**Prompt:** Extract the complete listing and output it unchanged.

[Data records]
--- Start ---

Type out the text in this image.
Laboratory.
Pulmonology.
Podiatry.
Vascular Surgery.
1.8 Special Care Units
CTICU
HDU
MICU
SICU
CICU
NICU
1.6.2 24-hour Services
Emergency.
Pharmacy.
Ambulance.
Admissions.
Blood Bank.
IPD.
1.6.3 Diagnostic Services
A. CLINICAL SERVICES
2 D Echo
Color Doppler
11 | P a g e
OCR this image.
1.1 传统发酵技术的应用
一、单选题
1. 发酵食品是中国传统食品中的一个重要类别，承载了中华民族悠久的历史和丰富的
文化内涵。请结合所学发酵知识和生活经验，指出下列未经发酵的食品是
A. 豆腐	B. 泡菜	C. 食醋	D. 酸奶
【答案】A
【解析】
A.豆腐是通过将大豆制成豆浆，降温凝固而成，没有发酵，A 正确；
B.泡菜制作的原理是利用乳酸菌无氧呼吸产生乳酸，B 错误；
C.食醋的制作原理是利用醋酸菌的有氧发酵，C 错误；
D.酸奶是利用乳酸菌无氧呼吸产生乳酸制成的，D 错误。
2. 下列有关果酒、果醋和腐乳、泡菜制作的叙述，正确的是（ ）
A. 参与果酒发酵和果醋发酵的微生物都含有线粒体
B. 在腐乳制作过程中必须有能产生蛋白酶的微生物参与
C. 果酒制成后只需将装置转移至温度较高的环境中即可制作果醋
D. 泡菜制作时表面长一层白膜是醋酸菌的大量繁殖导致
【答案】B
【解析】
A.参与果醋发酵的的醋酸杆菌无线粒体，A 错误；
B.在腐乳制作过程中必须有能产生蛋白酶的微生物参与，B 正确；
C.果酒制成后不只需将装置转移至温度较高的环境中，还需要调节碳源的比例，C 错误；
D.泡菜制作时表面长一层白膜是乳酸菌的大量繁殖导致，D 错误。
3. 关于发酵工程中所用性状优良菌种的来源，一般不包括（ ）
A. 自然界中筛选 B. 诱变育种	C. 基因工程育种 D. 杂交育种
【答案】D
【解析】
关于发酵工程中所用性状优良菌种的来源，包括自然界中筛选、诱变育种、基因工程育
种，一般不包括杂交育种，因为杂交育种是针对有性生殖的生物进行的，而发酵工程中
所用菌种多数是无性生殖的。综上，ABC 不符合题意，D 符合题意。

--- End ---

**Answer for the task:**
Type out the text in this image.
Laboratory.
Pulmonology.
Podiatry.
Vascular Surgery.
1.8 Special Care Units
CTICU
HDU
MICU
SICU
CICU
NICU
1.6.2 24-hour Services
Emergency.
Pharmacy.
Ambulance.
Admissions.
Blood Bank.
IPD.
1.6.3 Diagnostic Services
A. CLINICAL SERVICES
2 D Echo
Color Doppler
11 | P a g e
OCR this image.
1.1 传统发酵技术的应用
一、单选题
1. 发酵食品是中国传统食品中的一个重要类别，承载了中华民族悠久的历史和丰富的
文化内涵。请结合所学发酵知识和生活经验，指出下列未经发酵的食品是
A. 豆腐	B. 泡菜	C. 食醋	D. 酸奶
【答案】A
【解析】
A.豆腐是通过将大豆制成豆浆，降温凝固而成，没有发酵，A 正确；
B.泡菜制作的原理是利用乳酸菌无氧呼吸产生乳酸，B 错误；
C.食醋的制作原理是利用醋酸菌的有氧发酵，C 错误；
D.酸奶是利用乳酸菌无氧呼吸产生乳酸制成的，D 错误。
2. 下列有关果酒、果醋和腐乳、泡菜制作的叙述，正确的是（ ）
A. 参与果酒发酵和果醋发酵的微生物都含有线粒体
B. 在腐乳制作过程中必须有能产生蛋白酶的微生物参与
C. 果酒制成后只需将装置转移至温度较高的环境中即可制作果醋
D. 泡菜制作时表面长一层白膜是醋酸菌的大量繁殖导致
【答案】B
【解析】
A.参与果醋发酵的的醋酸杆菌无线粒体，A 错误；
B.在腐乳制作过程中必须有能产生蛋白酶的微生物参与，B 正确；
C.果酒制成后不只需将装置转移至温度较高的环境中，还需要调节碳源的比例，C 错误；
D.泡菜制作时表面长一层白膜是乳酸菌的大量繁殖导致，D 错误。
3. 关于发酵工程中所用性状优良菌种的来源，一般不包括（ ）
A. 自然界中筛选 B. 诱变育种	C. 基因工程育种 D. 杂交育种
【答案】D
【解析】
关于发酵工程中所用性状优良菌种的来源，包括自然界中筛选、诱变育种、基因工程育
种，一般不包括杂交育种，因为杂交育种是针对有性生殖的生物进行的，而发酵工程中
所用菌种多数是无性生殖的。综上，ABC 不符合题意，D 符合题意。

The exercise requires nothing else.